(begin)
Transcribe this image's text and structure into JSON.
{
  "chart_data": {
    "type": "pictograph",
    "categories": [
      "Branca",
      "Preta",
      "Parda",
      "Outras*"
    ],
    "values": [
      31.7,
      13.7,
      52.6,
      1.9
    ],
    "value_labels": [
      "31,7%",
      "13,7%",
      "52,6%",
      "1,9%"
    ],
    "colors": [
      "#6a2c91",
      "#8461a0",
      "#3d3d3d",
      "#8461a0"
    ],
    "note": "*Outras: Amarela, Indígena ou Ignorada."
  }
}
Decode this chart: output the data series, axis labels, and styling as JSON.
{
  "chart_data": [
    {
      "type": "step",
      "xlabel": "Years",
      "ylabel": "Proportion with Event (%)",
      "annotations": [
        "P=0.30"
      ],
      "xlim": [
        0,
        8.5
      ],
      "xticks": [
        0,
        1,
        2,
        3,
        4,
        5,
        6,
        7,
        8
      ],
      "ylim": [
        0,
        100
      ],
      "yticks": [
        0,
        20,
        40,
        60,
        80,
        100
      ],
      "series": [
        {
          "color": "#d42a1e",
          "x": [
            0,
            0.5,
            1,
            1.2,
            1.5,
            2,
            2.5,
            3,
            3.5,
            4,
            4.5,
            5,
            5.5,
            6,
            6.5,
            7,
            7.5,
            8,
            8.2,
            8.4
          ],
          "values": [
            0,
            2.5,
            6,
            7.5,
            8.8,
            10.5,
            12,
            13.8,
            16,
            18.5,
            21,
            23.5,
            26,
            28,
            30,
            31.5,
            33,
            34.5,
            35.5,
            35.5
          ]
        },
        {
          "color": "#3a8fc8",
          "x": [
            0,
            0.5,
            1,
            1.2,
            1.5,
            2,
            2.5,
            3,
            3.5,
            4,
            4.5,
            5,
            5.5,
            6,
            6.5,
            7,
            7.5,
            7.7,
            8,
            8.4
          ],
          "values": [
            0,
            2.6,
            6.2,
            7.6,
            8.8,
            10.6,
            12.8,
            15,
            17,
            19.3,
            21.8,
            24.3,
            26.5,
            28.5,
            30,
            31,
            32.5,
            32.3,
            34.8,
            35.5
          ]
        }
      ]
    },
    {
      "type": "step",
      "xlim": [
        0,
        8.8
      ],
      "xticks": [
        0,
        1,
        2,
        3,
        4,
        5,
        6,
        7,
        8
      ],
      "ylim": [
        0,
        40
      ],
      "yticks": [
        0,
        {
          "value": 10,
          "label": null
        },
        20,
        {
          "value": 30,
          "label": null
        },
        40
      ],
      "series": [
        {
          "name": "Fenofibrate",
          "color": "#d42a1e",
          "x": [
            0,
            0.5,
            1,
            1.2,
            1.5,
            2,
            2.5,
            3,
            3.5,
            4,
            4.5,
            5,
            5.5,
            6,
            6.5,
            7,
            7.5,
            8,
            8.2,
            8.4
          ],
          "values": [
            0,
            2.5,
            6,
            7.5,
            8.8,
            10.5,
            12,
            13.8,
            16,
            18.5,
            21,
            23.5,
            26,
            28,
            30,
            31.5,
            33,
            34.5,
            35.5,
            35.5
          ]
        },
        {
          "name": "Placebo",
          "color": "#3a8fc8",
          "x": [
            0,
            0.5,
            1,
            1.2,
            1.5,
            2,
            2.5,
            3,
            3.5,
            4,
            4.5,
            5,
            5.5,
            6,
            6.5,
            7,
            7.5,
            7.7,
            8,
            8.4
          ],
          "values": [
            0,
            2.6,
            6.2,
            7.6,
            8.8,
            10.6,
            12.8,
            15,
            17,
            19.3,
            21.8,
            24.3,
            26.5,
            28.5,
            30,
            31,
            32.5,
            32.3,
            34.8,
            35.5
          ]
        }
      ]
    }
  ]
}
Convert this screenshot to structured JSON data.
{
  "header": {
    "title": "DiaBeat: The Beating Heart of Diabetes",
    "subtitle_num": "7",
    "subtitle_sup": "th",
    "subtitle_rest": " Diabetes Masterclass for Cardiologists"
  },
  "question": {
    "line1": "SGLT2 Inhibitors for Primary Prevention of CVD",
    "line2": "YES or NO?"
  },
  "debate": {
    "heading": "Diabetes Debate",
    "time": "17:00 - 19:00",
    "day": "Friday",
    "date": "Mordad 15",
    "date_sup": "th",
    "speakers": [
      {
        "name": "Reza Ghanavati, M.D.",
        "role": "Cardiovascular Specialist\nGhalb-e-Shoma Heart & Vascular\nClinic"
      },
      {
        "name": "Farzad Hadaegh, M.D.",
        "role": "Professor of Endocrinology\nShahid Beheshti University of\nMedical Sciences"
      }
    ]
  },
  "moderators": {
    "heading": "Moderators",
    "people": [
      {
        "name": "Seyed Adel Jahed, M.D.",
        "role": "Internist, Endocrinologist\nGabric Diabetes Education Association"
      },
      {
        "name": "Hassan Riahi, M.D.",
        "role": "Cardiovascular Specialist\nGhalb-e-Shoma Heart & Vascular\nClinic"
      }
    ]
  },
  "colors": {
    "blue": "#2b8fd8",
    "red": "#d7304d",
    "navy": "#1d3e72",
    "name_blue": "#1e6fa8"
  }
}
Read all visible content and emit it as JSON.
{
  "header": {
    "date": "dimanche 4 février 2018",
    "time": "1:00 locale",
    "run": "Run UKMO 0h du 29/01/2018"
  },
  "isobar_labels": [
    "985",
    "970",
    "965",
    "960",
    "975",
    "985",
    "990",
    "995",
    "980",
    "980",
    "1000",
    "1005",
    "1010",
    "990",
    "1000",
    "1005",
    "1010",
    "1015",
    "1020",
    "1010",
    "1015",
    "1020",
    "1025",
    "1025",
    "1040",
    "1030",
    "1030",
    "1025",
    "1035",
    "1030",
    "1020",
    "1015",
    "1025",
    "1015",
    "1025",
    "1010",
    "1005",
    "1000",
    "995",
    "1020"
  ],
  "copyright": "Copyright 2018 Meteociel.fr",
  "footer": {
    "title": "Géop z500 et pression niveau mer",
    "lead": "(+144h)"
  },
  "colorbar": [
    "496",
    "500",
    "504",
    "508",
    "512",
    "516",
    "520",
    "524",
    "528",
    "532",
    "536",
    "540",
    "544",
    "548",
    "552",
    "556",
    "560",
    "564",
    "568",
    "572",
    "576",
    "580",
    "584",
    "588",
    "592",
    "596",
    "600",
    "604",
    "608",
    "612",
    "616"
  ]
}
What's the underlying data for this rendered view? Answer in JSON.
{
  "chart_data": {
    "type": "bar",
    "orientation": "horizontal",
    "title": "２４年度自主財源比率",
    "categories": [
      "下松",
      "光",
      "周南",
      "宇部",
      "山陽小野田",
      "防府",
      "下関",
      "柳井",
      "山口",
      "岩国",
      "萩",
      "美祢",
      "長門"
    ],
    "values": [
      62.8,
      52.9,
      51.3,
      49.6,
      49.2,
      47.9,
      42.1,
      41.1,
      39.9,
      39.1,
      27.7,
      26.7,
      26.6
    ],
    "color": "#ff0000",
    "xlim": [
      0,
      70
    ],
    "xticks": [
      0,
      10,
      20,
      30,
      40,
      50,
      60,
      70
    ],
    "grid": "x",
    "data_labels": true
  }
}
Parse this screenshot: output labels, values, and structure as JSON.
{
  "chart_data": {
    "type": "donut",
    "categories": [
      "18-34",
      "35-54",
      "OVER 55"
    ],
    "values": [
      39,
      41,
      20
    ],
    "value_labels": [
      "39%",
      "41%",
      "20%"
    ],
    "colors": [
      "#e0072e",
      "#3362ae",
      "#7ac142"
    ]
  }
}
(end)
== BRIEF ==
Beginning with the line that contains "What's the underlying", quote each line exactly through the last line of the entries above, and nothing beyond them.

== ANSWER TO THIS PROBLEM ==
What's the underlying data for this rendered view? Answer in JSON.
{
  "chart_data": {
    "type": "bar",
    "orientation": "horizontal",
    "title": "２４年度自主財源比率",
    "categories": [
      "下松",
      "光",
      "周南",
      "宇部",
      "山陽小野田",
      "防府",
      "下関",
      "柳井",
      "山口",
      "岩国",
      "萩",
      "美祢",
      "長門"
    ],
    "values": [
      62.8,
      52.9,
      51.3,
      49.6,
      49.2,
      47.9,
      42.1,
      41.1,
      39.9,
      39.1,
      27.7,
      26.7,
      26.6
    ],
    "color": "#ff0000",
    "xlim": [
      0,
      70
    ],
    "xticks": [
      0,
      10,
      20,
      30,
      40,
      50,
      60,
      70
    ],
    "grid": "x",
    "data_labels": true
  }
}
Parse this screenshot: output labels, values, and structure as JSON.
{
  "chart_data": {
    "type": "donut",
    "categories": [
      "18-34",
      "35-54",
      "OVER 55"
    ],
    "values": [
      39,
      41,
      20
    ],
    "value_labels": [
      "39%",
      "41%",
      "20%"
    ],
    "colors": [
      "#e0072e",
      "#3362ae",
      "#7ac142"
    ]
  }
}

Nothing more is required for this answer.